## Problem requirements
Copy each line where the word "text" occurs.

>> Begin Working data

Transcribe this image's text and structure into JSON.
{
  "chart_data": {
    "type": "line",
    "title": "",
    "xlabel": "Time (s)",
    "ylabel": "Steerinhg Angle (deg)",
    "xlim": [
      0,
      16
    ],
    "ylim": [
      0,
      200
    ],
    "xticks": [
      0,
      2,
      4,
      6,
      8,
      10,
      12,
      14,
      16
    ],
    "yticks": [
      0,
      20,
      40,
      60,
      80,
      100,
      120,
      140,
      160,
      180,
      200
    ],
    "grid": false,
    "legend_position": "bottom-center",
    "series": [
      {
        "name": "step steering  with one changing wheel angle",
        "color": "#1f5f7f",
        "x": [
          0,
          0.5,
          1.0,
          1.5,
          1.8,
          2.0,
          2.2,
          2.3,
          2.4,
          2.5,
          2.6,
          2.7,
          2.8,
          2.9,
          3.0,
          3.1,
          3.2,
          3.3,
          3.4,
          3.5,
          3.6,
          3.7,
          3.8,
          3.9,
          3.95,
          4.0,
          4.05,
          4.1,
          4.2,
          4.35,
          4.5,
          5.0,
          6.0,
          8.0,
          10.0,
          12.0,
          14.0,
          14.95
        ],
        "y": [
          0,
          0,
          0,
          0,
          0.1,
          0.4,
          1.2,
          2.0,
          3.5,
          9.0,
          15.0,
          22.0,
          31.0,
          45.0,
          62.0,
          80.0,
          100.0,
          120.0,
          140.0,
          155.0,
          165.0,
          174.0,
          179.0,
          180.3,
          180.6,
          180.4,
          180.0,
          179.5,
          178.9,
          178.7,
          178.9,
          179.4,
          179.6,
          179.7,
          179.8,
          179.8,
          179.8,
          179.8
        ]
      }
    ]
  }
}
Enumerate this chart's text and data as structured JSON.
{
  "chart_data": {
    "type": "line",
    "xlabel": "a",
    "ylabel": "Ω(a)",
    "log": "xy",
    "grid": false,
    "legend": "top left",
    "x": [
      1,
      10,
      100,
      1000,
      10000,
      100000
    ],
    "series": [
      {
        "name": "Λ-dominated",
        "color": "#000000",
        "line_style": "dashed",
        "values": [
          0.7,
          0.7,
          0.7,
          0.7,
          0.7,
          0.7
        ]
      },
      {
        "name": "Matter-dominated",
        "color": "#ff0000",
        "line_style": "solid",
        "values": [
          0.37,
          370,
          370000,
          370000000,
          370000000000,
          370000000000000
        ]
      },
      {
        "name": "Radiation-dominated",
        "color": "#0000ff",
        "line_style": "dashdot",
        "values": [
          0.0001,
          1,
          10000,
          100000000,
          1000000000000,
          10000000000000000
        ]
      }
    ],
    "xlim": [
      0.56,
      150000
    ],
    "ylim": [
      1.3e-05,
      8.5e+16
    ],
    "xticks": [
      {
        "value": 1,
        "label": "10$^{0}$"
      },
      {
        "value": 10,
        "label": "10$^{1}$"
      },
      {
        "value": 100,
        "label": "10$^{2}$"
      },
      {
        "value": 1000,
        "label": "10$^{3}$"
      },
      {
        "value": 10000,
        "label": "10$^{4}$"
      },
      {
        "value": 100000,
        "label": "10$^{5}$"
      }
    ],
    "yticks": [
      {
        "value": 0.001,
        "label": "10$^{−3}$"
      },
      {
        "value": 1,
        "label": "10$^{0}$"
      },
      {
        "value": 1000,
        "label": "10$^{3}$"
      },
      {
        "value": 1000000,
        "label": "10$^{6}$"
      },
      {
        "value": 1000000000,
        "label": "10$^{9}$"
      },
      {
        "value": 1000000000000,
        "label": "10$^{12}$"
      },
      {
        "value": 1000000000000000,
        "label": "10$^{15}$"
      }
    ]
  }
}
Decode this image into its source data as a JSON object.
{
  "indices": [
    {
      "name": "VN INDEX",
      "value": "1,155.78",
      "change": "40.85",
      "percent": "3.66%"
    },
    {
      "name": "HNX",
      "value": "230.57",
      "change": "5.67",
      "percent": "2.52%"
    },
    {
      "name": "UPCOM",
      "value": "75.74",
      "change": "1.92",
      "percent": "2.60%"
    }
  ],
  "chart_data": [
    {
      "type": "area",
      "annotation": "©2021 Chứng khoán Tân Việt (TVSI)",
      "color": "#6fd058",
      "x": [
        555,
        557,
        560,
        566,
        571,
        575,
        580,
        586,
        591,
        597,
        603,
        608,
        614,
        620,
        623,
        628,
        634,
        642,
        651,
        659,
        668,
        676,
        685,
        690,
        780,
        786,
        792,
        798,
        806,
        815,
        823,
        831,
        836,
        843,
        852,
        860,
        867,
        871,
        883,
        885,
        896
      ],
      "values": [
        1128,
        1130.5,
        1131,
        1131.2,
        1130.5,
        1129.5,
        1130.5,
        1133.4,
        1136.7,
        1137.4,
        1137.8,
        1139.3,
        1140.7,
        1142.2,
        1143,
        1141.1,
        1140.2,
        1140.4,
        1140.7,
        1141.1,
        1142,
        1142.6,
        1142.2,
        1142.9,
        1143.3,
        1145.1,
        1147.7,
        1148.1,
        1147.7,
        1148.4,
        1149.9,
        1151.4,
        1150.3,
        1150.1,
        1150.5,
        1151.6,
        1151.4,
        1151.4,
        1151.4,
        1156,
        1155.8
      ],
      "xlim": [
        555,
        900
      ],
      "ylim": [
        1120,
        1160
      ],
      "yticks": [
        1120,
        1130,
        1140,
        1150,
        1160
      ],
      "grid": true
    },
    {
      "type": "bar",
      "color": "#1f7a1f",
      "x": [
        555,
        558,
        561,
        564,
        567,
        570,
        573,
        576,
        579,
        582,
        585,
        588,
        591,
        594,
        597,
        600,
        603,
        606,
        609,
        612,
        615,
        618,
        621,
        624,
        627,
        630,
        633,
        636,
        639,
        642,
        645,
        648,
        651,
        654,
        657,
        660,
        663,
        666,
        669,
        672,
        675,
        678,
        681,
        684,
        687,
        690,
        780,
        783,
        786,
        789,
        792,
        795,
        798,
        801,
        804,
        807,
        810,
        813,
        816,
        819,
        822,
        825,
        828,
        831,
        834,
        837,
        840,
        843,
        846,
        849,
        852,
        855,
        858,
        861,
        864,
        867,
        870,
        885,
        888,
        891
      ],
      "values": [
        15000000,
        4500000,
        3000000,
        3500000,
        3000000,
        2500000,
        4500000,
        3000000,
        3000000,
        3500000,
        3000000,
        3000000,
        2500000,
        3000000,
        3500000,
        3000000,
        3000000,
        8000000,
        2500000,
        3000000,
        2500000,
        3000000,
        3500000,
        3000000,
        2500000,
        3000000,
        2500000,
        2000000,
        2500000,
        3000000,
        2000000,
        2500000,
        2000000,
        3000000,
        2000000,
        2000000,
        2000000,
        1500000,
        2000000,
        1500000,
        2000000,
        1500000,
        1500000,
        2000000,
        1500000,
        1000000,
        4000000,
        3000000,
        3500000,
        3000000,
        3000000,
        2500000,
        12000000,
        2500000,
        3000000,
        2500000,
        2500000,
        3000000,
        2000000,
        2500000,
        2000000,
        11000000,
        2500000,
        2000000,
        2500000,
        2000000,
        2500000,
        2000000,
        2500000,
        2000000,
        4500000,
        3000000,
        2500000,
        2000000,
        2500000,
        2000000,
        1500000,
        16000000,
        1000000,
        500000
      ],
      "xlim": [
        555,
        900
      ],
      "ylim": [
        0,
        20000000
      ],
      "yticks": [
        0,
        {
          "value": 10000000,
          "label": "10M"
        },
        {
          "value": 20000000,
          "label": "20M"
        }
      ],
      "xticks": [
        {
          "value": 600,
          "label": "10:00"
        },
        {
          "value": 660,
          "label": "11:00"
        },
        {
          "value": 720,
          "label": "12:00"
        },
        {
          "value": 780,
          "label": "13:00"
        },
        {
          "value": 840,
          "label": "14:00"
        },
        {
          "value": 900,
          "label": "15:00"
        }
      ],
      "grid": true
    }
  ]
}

>> End Working data

## Result of this task
Transcribe this image's text and structure into JSON.
Enumerate this chart's text and data as structured JSON.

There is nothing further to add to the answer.